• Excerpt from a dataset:
━━━━━━━━

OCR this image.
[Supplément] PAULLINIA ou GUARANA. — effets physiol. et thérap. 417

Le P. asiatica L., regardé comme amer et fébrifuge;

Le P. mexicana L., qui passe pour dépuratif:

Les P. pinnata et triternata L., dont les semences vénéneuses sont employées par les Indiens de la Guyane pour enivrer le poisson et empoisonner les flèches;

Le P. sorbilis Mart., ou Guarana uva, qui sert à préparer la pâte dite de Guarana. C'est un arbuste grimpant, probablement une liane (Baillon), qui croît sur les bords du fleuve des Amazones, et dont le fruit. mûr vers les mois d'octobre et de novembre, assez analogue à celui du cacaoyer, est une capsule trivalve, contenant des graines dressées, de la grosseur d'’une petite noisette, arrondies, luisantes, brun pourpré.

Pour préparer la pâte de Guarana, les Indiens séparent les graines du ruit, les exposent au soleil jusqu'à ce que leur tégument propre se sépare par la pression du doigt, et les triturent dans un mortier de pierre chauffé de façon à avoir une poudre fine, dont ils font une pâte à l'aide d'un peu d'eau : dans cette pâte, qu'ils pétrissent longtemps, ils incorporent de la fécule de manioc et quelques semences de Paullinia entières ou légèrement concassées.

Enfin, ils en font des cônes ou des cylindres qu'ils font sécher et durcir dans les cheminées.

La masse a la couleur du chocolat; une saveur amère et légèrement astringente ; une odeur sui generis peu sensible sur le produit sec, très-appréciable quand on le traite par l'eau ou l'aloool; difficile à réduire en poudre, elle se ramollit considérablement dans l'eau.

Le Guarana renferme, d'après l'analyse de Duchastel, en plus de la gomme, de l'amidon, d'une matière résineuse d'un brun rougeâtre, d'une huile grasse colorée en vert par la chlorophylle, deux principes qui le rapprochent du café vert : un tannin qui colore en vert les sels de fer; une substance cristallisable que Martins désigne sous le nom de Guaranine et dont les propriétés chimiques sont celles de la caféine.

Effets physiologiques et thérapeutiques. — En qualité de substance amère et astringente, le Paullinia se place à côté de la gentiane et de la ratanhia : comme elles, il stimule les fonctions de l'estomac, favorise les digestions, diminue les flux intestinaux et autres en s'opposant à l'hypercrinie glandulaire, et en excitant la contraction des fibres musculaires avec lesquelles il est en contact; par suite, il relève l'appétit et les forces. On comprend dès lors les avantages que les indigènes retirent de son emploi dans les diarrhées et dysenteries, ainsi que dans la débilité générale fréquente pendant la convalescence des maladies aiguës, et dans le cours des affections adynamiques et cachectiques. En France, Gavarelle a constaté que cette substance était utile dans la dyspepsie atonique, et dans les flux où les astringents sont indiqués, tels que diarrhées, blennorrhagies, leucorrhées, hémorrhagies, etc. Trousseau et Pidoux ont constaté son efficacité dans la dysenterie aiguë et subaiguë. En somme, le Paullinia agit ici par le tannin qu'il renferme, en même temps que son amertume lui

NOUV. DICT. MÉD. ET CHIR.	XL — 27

━━━━━━━━

• WRITTEN TASK:
Hand back the material above in full, exactly as written.

• SOLUTION:
OCR this image.
[Supplément] PAULLINIA ou GUARANA. — effets physiol. et thérap. 417

Le P. asiatica L., regardé comme amer et fébrifuge;

Le P. mexicana L., qui passe pour dépuratif:

Les P. pinnata et triternata L., dont les semences vénéneuses sont employées par les Indiens de la Guyane pour enivrer le poisson et empoisonner les flèches;

Le P. sorbilis Mart., ou Guarana uva, qui sert à préparer la pâte dite de Guarana. C'est un arbuste grimpant, probablement une liane (Baillon), qui croît sur les bords du fleuve des Amazones, et dont le fruit. mûr vers les mois d'octobre et de novembre, assez analogue à celui du cacaoyer, est une capsule trivalve, contenant des graines dressées, de la grosseur d'’une petite noisette, arrondies, luisantes, brun pourpré.

Pour préparer la pâte de Guarana, les Indiens séparent les graines du ruit, les exposent au soleil jusqu'à ce que leur tégument propre se sépare par la pression du doigt, et les triturent dans un mortier de pierre chauffé de façon à avoir une poudre fine, dont ils font une pâte à l'aide d'un peu d'eau : dans cette pâte, qu'ils pétrissent longtemps, ils incorporent de la fécule de manioc et quelques semences de Paullinia entières ou légèrement concassées.

Enfin, ils en font des cônes ou des cylindres qu'ils font sécher et durcir dans les cheminées.

La masse a la couleur du chocolat; une saveur amère et légèrement astringente ; une odeur sui generis peu sensible sur le produit sec, très-appréciable quand on le traite par l'eau ou l'aloool; difficile à réduire en poudre, elle se ramollit considérablement dans l'eau.

Le Guarana renferme, d'après l'analyse de Duchastel, en plus de la gomme, de l'amidon, d'une matière résineuse d'un brun rougeâtre, d'une huile grasse colorée en vert par la chlorophylle, deux principes qui le rapprochent du café vert : un tannin qui colore en vert les sels de fer; une substance cristallisable que Martins désigne sous le nom de Guaranine et dont les propriétés chimiques sont celles de la caféine.

Effets physiologiques et thérapeutiques. — En qualité de substance amère et astringente, le Paullinia se place à côté de la gentiane et de la ratanhia : comme elles, il stimule les fonctions de l'estomac, favorise les digestions, diminue les flux intestinaux et autres en s'opposant à l'hypercrinie glandulaire, et en excitant la contraction des fibres musculaires avec lesquelles il est en contact; par suite, il relève l'appétit et les forces. On comprend dès lors les avantages que les indigènes retirent de son emploi dans les diarrhées et dysenteries, ainsi que dans la débilité générale fréquente pendant la convalescence des maladies aiguës, et dans le cours des affections adynamiques et cachectiques. En France, Gavarelle a constaté que cette substance était utile dans la dyspepsie atonique, et dans les flux où les astringents sont indiqués, tels que diarrhées, blennorrhagies, leucorrhées, hémorrhagies, etc. Trousseau et Pidoux ont constaté son efficacité dans la dysenterie aiguë et subaiguë. En somme, le Paullinia agit ici par le tannin qu'il renferme, en même temps que son amertume lui

NOUV. DICT. MÉD. ET CHIR.	XL — 27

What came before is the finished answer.